[課題一覧]:
• A. 手帳術の記事のうち、「4月から始める、自己実現のための手帳術(全3記事)」を含む語句で始まり「の習慣についてお届けします。」で終わる部分を、「1日15分」を「1日10分」に入れ替えて書き出してください。
• B. 手帳術の記事で、インタビューを受けたのは誰ですか?

[本文]:
CLOSE

4月から始める、自己実現のための手帳術(全3記事)

手帳を買っても続かない3つの要因と解決策 忙しくても「書く時間」を作れる1日15分の習慣

「目標を決めてもいつも挫折してしまう」「やりたいことがあるけど時間がなくてできない」そんな悩みを持つ方も多いのではないでしょうか。今回は、『決定版 手帳で夢をかなえる全技術』著者の高田晃氏にインタビューしました。本記事では、忙しくても「書く時間」を作れる1日15分の習慣についてお届けします。

進捗確認と目標設定を見直す「振り返り」の習慣

——前回、高田さんの実際の手帳をもとに、具体的な書き方を解説していただきました。著書『決定版 手帳で夢をかなえる全技術』では、書いたことを振り返りするのが大事だと書かれていましたが、その辺りを詳しくおうかがいできますか?

データセットのエントリ:

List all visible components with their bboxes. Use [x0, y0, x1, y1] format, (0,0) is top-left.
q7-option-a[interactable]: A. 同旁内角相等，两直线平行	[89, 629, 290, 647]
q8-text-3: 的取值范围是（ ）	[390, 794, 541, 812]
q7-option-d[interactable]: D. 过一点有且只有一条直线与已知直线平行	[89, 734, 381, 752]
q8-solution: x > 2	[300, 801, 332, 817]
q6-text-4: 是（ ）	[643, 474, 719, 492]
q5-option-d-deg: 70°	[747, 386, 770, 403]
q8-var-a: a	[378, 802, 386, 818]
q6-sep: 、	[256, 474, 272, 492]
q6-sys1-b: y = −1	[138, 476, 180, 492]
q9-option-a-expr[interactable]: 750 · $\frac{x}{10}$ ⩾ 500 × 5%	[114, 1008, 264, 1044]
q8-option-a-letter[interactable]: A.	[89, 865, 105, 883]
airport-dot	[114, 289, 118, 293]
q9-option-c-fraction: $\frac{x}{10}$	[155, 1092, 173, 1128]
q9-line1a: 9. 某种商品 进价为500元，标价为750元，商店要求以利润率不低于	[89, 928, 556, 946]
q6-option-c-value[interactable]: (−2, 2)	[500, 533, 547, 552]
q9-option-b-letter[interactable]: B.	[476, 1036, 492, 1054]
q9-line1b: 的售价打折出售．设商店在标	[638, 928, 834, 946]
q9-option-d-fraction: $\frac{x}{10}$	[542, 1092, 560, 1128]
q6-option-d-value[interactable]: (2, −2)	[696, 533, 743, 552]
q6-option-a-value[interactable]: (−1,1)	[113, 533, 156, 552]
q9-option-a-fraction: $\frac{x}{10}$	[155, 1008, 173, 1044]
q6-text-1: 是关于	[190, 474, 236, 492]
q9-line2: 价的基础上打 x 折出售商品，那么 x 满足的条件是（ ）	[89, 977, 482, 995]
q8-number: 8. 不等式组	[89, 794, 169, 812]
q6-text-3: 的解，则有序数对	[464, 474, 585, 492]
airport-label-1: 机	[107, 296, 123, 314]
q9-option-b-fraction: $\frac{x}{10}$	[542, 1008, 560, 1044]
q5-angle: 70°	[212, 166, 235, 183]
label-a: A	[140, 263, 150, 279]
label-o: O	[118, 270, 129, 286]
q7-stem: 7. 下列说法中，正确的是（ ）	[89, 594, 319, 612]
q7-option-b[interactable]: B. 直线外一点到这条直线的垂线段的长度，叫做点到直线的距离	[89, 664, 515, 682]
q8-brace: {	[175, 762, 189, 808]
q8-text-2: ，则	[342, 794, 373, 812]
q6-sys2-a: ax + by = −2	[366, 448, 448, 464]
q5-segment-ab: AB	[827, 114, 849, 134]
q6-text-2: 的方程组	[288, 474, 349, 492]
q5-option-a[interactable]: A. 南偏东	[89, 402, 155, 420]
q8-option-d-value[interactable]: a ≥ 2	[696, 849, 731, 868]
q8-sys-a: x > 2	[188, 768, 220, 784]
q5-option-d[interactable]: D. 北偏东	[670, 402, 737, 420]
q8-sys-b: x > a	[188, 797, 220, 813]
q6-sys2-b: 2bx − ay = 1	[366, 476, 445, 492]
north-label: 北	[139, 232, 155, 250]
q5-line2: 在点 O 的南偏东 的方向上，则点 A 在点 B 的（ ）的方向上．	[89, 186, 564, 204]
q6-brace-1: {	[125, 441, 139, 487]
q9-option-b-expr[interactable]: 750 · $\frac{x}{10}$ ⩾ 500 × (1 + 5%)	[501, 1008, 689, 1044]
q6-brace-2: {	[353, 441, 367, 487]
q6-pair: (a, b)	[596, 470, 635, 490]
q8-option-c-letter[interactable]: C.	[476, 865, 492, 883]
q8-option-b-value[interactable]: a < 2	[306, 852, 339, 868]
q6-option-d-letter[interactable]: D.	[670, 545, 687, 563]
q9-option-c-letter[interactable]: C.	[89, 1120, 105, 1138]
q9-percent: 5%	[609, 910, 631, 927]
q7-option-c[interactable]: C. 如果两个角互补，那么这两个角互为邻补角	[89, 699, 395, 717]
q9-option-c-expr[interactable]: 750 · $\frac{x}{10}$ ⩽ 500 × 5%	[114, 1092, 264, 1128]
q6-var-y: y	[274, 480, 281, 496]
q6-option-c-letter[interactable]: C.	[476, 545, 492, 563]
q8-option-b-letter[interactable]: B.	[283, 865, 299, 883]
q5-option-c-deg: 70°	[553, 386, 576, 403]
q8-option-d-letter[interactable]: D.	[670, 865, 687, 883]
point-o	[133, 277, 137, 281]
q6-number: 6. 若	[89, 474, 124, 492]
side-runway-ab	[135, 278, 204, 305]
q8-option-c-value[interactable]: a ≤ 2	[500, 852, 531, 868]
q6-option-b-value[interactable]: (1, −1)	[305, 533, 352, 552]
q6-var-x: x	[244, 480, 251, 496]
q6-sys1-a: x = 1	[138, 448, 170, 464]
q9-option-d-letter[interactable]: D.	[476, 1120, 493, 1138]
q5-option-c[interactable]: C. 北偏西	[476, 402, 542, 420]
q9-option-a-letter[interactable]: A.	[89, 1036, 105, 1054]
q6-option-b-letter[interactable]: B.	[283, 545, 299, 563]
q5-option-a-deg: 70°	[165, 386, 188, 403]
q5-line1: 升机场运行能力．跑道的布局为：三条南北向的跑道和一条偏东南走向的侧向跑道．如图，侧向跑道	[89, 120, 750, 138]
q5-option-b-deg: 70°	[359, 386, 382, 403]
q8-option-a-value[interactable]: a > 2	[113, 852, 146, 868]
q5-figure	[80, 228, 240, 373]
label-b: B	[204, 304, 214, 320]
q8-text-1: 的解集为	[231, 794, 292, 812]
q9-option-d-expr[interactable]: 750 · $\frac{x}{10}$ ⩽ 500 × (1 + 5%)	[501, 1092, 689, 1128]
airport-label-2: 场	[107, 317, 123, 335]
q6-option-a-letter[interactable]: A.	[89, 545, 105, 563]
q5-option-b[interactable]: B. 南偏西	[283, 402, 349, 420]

[課題ごとの回答]:
• A.
4月から始める、自己実現のための手帳術(全3記事)

手帳を買っても続かない3つの要因と解決策 忙しくても「書く時間」を作れる1日10分の習慣

「目標を決めてもいつも挫折してしまう」「やりたいことがあるけど時間がなくてできない」そんな悩みを持つ方も多いのではないでしょうか。今回は、『決定版 手帳で夢をかなえる全技術』著者の高田晃氏にインタビューしました。本記事では、忙しくても「書く時間」を作れる1日10分の習慣についてお届けします。

• B. 『決定版 手帳で夢をかなえる全技術』著者の高田晃氏です。